> Problem to work on: Return the records that follow, matching each one exactly.
━━ Records for the task
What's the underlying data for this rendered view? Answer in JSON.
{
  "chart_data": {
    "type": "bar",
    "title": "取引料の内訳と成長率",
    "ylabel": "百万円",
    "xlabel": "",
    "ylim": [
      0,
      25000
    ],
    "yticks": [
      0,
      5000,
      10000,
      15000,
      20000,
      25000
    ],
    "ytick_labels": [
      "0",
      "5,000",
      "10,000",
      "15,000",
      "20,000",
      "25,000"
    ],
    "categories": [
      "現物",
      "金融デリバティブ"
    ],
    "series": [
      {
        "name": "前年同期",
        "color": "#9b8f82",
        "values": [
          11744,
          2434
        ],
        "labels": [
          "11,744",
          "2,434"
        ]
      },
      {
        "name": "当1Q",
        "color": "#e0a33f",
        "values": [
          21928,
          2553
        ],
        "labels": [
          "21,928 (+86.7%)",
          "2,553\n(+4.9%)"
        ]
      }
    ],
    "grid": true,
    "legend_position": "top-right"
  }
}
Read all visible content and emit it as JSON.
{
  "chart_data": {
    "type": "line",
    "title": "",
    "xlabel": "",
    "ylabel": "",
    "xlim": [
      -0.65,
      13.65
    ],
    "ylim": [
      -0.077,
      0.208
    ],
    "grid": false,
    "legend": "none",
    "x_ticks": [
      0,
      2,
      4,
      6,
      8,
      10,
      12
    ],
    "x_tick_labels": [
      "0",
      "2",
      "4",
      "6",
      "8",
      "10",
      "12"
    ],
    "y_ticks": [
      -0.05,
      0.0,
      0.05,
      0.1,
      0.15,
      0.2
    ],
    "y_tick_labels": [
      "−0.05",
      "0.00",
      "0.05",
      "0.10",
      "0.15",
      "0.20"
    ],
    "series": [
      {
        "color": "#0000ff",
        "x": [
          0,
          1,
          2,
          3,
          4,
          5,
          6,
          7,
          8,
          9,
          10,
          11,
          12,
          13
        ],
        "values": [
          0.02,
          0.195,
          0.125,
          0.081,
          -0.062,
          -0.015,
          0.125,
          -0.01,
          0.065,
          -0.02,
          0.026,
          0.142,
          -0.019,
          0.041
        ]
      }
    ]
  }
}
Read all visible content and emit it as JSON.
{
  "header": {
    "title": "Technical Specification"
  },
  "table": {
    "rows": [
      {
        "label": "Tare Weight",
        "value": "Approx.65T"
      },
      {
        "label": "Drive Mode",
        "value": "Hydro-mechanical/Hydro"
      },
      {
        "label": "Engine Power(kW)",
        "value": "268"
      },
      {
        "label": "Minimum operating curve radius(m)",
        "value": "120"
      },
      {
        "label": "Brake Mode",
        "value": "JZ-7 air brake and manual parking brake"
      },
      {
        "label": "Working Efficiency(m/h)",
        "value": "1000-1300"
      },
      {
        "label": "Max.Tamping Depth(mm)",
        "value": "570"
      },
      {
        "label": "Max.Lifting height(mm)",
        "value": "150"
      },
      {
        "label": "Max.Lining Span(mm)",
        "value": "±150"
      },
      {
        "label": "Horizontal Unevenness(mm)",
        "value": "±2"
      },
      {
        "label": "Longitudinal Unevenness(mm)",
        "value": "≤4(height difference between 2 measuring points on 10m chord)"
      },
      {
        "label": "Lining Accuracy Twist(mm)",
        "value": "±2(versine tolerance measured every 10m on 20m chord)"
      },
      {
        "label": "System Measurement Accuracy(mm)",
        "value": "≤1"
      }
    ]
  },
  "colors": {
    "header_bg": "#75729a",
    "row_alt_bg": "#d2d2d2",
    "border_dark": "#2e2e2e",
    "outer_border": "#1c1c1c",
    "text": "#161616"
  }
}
━━━━
> Output for this exercise:
What's the underlying data for this rendered view? Answer in JSON.
{
  "chart_data": {
    "type": "bar",
    "title": "取引料の内訳と成長率",
    "ylabel": "百万円",
    "xlabel": "",
    "ylim": [
      0,
      25000
    ],
    "yticks": [
      0,
      5000,
      10000,
      15000,
      20000,
      25000
    ],
    "ytick_labels": [
      "0",
      "5,000",
      "10,000",
      "15,000",
      "20,000",
      "25,000"
    ],
    "categories": [
      "現物",
      "金融デリバティブ"
    ],
    "series": [
      {
        "name": "前年同期",
        "color": "#9b8f82",
        "values": [
          11744,
          2434
        ],
        "labels": [
          "11,744",
          "2,434"
        ]
      },
      {
        "name": "当1Q",
        "color": "#e0a33f",
        "values": [
          21928,
          2553
        ],
        "labels": [
          "21,928 (+86.7%)",
          "2,553\n(+4.9%)"
        ]
      }
    ],
    "grid": true,
    "legend_position": "top-right"
  }
}
Read all visible content and emit it as JSON.
{
  "chart_data": {
    "type": "line",
    "title": "",
    "xlabel": "",
    "ylabel": "",
    "xlim": [
      -0.65,
      13.65
    ],
    "ylim": [
      -0.077,
      0.208
    ],
    "grid": false,
    "legend": "none",
    "x_ticks": [
      0,
      2,
      4,
      6,
      8,
      10,
      12
    ],
    "x_tick_labels": [
      "0",
      "2",
      "4",
      "6",
      "8",
      "10",
      "12"
    ],
    "y_ticks": [
      -0.05,
      0.0,
      0.05,
      0.1,
      0.15,
      0.2
    ],
    "y_tick_labels": [
      "−0.05",
      "0.00",
      "0.05",
      "0.10",
      "0.15",
      "0.20"
    ],
    "series": [
      {
        "color": "#0000ff",
        "x": [
          0,
          1,
          2,
          3,
          4,
          5,
          6,
          7,
          8,
          9,
          10,
          11,
          12,
          13
        ],
        "values": [
          0.02,
          0.195,
          0.125,
          0.081,
          -0.062,
          -0.015,
          0.125,
          -0.01,
          0.065,
          -0.02,
          0.026,
          0.142,
          -0.019,
          0.041
        ]
      }
    ]
  }
}
Read all visible content and emit it as JSON.
{
  "header": {
    "title": "Technical Specification"
  },
  "table": {
    "rows": [
      {
        "label": "Tare Weight",
        "value": "Approx.65T"
      },
      {
        "label": "Drive Mode",
        "value": "Hydro-mechanical/Hydro"
      },
      {
        "label": "Engine Power(kW)",
        "value": "268"
      },
      {
        "label": "Minimum operating curve radius(m)",
        "value": "120"
      },
      {
        "label": "Brake Mode",
        "value": "JZ-7 air brake and manual parking brake"
      },
      {
        "label": "Working Efficiency(m/h)",
        "value": "1000-1300"
      },
      {
        "label": "Max.Tamping Depth(mm)",
        "value": "570"
      },
      {
        "label": "Max.Lifting height(mm)",
        "value": "150"
      },
      {
        "label": "Max.Lining Span(mm)",
        "value": "±150"
      },
      {
        "label": "Horizontal Unevenness(mm)",
        "value": "±2"
      },
      {
        "label": "Longitudinal Unevenness(mm)",
        "value": "≤4(height difference between 2 measuring points on 10m chord)"
      },
      {
        "label": "Lining Accuracy Twist(mm)",
        "value": "±2(versine tolerance measured every 10m on 20m chord)"
      },
      {
        "label": "System Measurement Accuracy(mm)",
        "value": "≤1"
      }
    ]
  },
  "colors": {
    "header_bg": "#75729a",
    "row_alt_bg": "#d2d2d2",
    "border_dark": "#2e2e2e",
    "outer_border": "#1c1c1c",
    "text": "#161616"
  }
}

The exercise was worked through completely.